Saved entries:
* BEGIN *

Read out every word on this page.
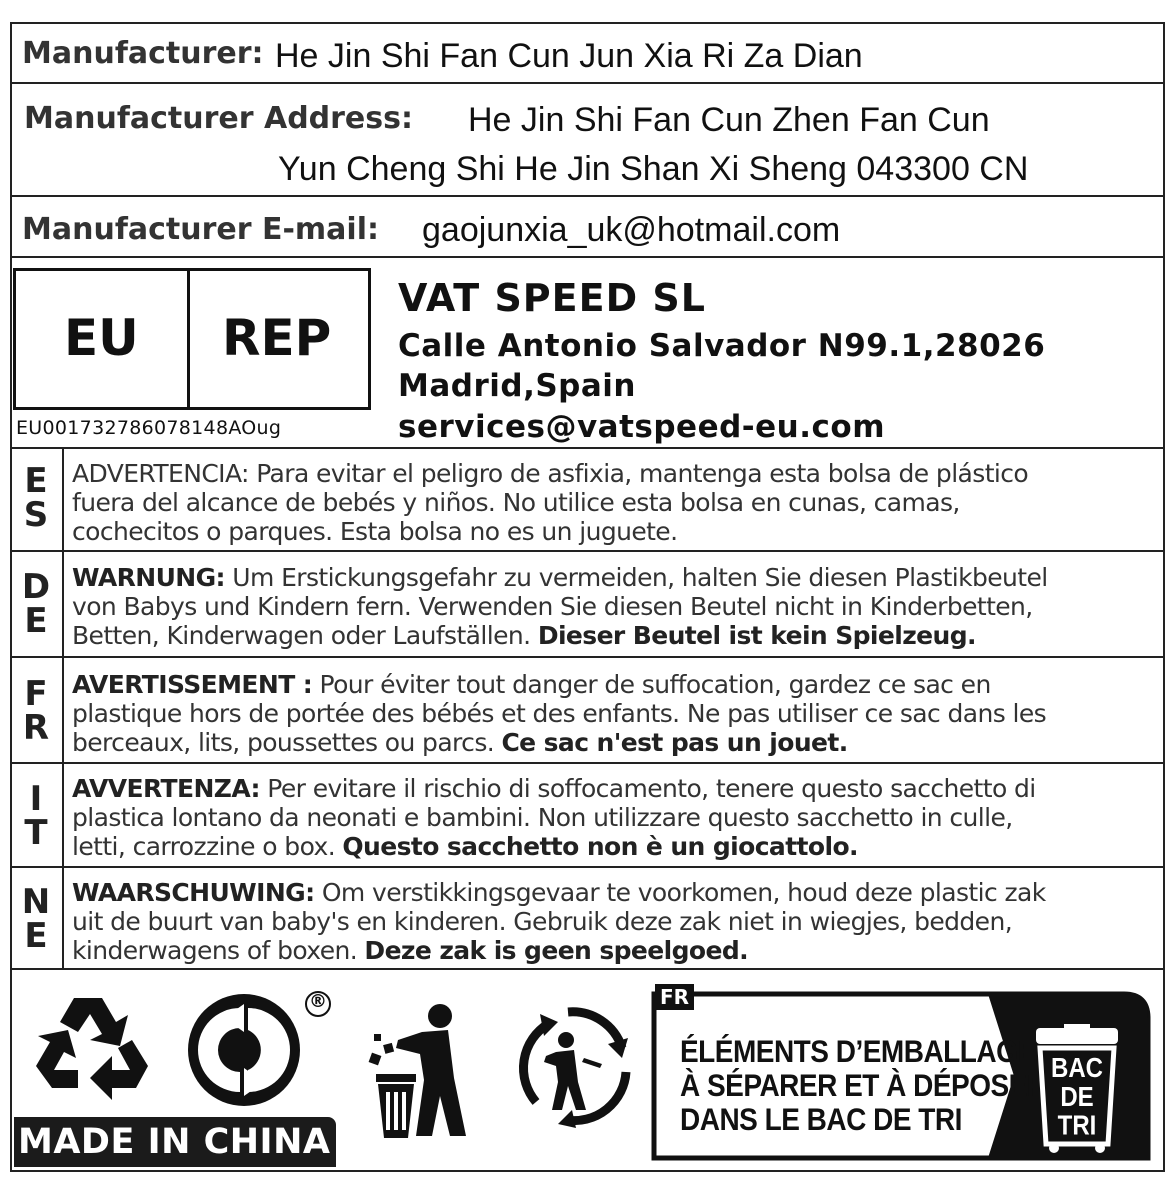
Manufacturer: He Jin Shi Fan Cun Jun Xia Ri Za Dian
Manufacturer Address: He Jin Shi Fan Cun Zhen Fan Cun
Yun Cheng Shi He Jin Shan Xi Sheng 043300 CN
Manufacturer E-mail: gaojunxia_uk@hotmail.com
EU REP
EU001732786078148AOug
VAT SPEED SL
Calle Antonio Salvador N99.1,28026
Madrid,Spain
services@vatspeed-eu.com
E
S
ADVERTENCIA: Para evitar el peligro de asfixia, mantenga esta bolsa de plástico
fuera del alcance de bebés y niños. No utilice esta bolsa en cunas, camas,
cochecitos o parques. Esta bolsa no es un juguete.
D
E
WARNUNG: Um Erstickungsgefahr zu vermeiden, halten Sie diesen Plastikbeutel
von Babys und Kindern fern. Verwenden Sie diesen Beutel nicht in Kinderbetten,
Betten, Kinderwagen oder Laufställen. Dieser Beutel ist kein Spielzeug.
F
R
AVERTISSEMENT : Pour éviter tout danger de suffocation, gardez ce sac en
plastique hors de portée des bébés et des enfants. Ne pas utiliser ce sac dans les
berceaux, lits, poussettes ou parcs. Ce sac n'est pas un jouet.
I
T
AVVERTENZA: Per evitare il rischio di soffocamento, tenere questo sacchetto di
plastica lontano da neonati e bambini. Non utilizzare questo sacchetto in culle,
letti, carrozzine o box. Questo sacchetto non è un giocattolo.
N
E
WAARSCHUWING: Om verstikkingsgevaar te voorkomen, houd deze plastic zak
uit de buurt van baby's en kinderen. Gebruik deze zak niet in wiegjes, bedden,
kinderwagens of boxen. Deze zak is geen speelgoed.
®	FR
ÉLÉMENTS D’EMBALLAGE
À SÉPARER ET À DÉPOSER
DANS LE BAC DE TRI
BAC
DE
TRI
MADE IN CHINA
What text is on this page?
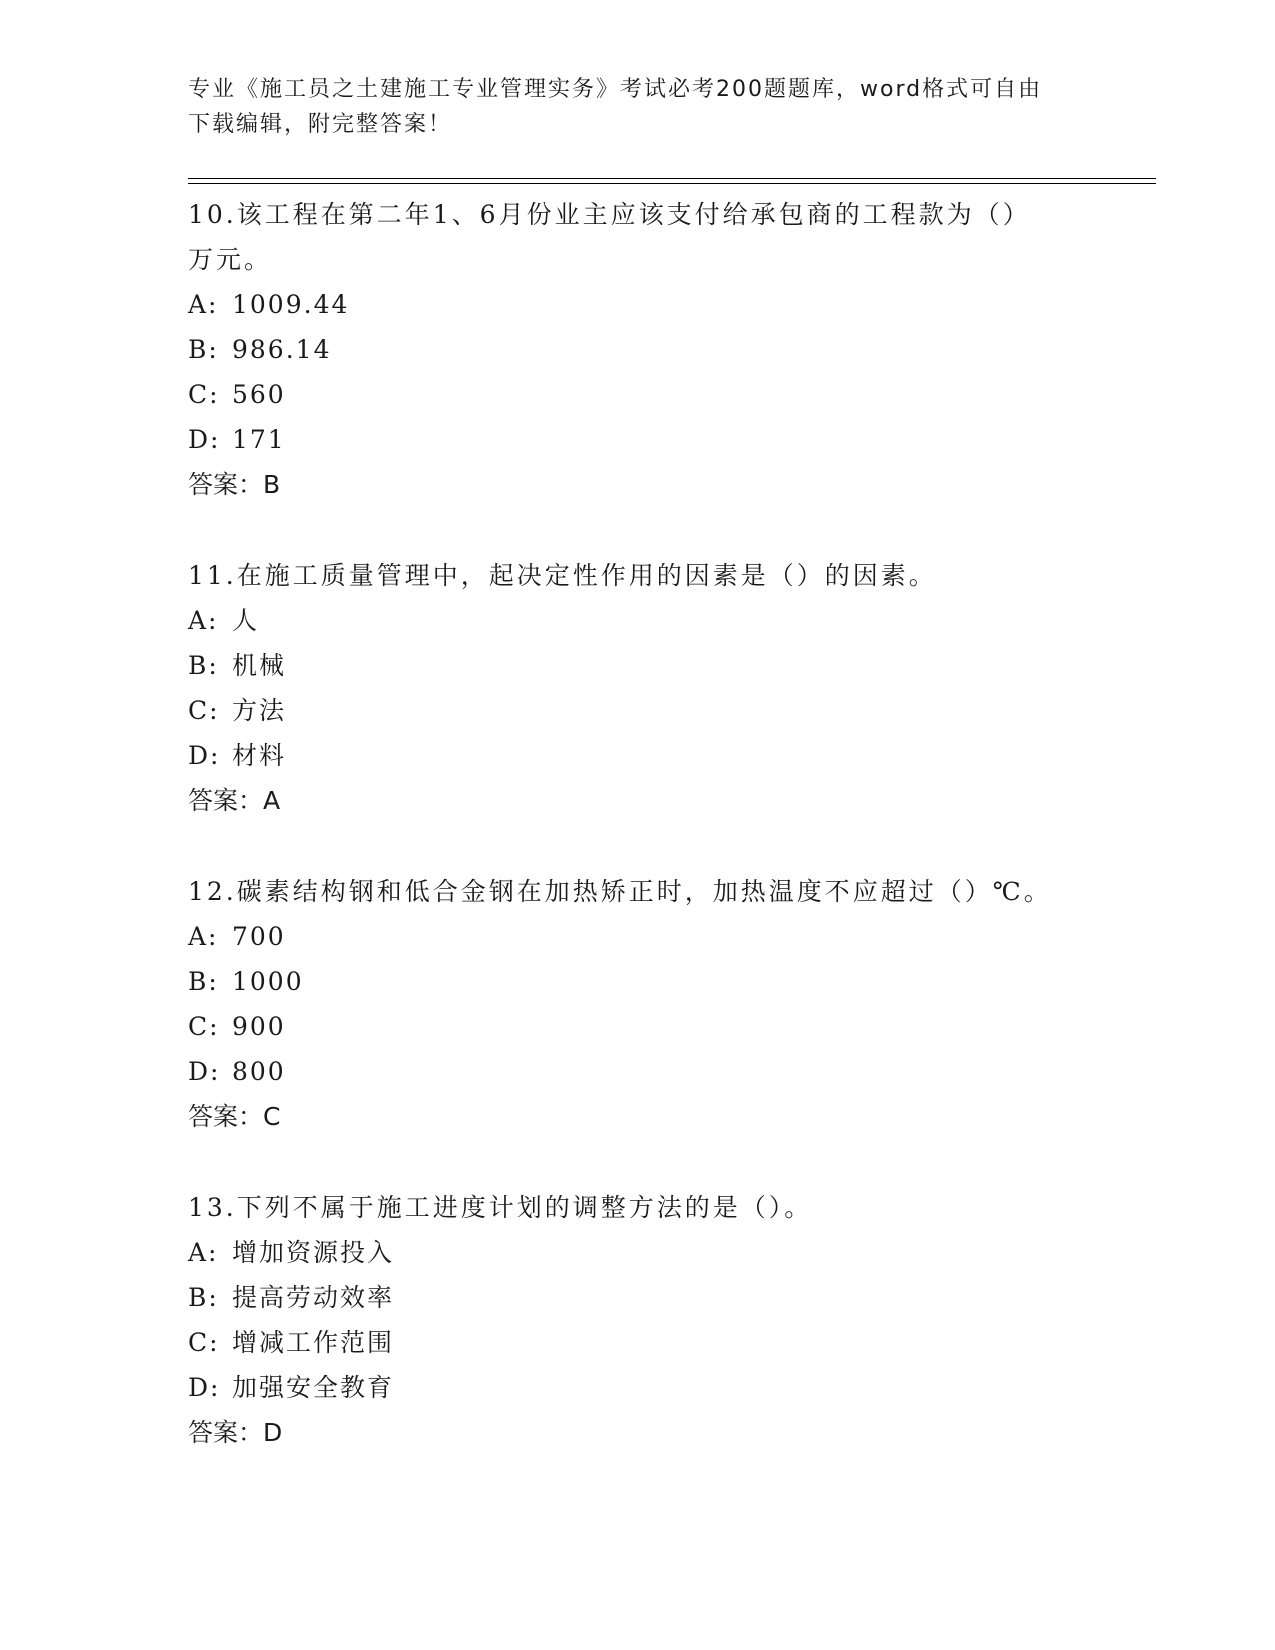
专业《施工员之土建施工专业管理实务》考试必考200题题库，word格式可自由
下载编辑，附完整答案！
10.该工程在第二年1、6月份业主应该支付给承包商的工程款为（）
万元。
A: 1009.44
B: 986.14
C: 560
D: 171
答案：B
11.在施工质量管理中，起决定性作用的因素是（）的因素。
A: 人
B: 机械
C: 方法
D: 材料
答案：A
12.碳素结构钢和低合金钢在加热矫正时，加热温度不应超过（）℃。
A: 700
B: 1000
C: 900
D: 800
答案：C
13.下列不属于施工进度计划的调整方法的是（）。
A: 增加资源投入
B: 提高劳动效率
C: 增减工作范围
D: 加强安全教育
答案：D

* END *

:: Problem details ::
Report only how many lines in the records contain the word "page".

:: Solution to the problem ::
2